● Problem:
Skip the pictures and repeat each line of the data exactly.

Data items
-*-*-

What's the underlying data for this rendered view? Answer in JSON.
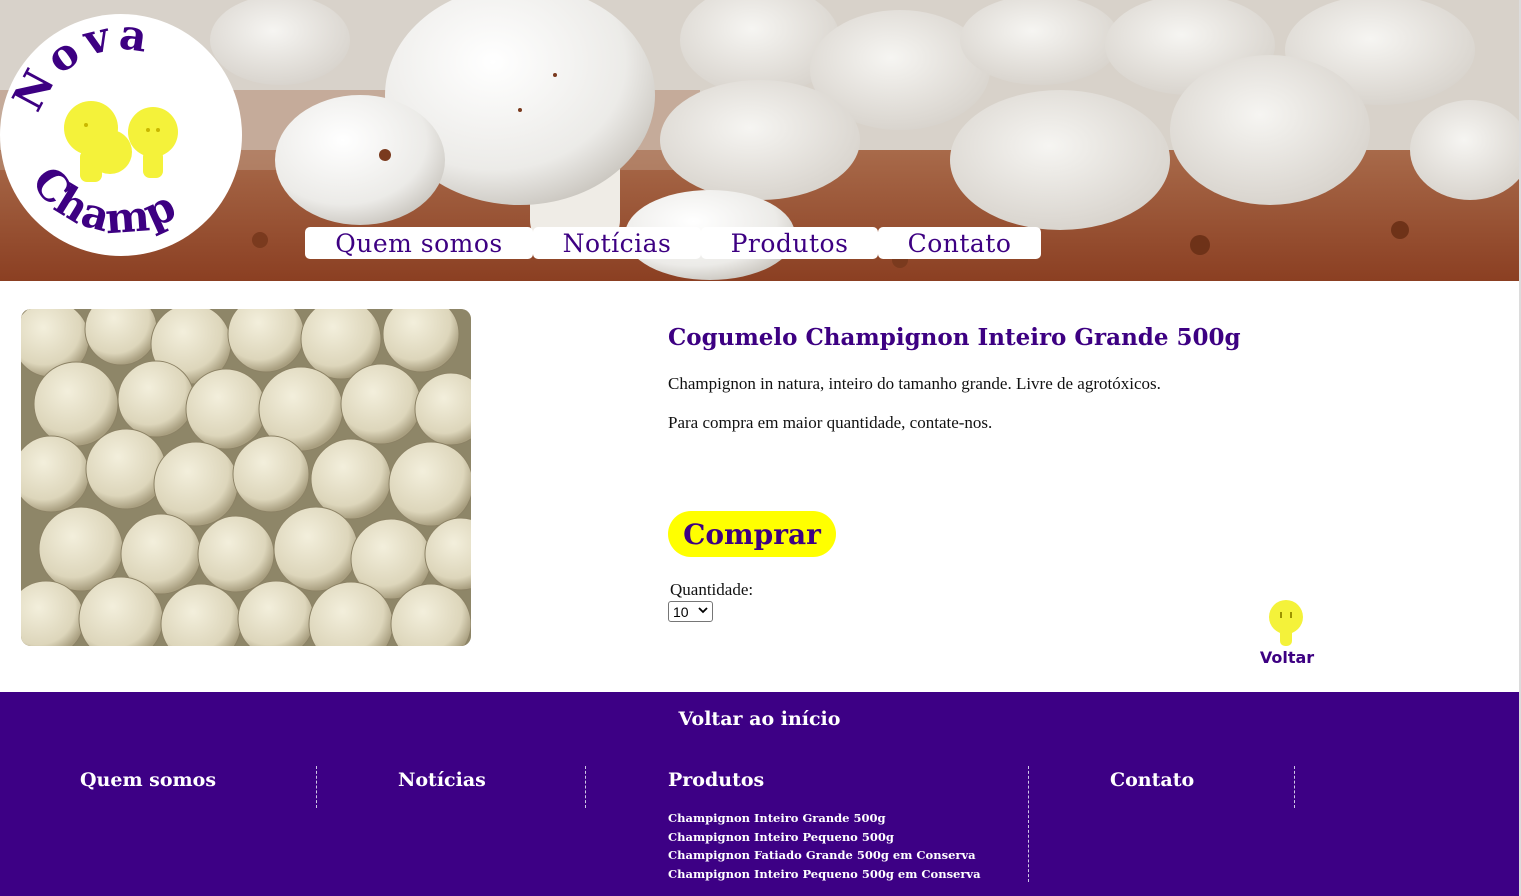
{
  "logo": {
    "line1": "Nova",
    "line2": "Champ"
  },
  "nav": {
    "items": [
      "Quem somos",
      "Notícias",
      "Produtos",
      "Contato"
    ]
  },
  "product": {
    "title": "Cogumelo Champignon Inteiro Grande 500g",
    "description": "Champignon in natura, inteiro do tamanho grande. Livre de agrotóxicos.",
    "note": "Para compra em maior quantidade, contate-nos.",
    "buy_label": "Comprar",
    "quantity_label": "Quantidade:",
    "quantity_value": "10",
    "back_label": "Voltar"
  },
  "footer": {
    "back_to_top": "Voltar ao início",
    "columns": [
      "Quem somos",
      "Notícias",
      "Produtos",
      "Contato"
    ],
    "product_links": [
      "Champignon Inteiro Grande 500g",
      "Champignon Inteiro Pequeno 500g",
      "Champignon Fatiado Grande 500g em Conserva",
      "Champignon Inteiro Pequeno 500g em Conserva"
    ]
  },
  "colors": {
    "brand_purple": "#3d0082",
    "footer_purple": "#3d0085",
    "accent_yellow": "#ffff00"
  }
}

-*-*-

● Final result:
What's the underlying data for this rendered view? Answer in JSON.
{
  "logo": {
    "line1": "Nova",
    "line2": "Champ"
  },
  "nav": {
    "items": [
      "Quem somos",
      "Notícias",
      "Produtos",
      "Contato"
    ]
  },
  "product": {
    "title": "Cogumelo Champignon Inteiro Grande 500g",
    "description": "Champignon in natura, inteiro do tamanho grande. Livre de agrotóxicos.",
    "note": "Para compra em maior quantidade, contate-nos.",
    "buy_label": "Comprar",
    "quantity_label": "Quantidade:",
    "quantity_value": "10",
    "back_label": "Voltar"
  },
  "footer": {
    "back_to_top": "Voltar ao início",
    "columns": [
      "Quem somos",
      "Notícias",
      "Produtos",
      "Contato"
    ],
    "product_links": [
      "Champignon Inteiro Grande 500g",
      "Champignon Inteiro Pequeno 500g",
      "Champignon Fatiado Grande 500g em Conserva",
      "Champignon Inteiro Pequeno 500g em Conserva"
    ]
  },
  "colors": {
    "brand_purple": "#3d0082",
    "footer_purple": "#3d0085",
    "accent_yellow": "#ffff00"
  }
}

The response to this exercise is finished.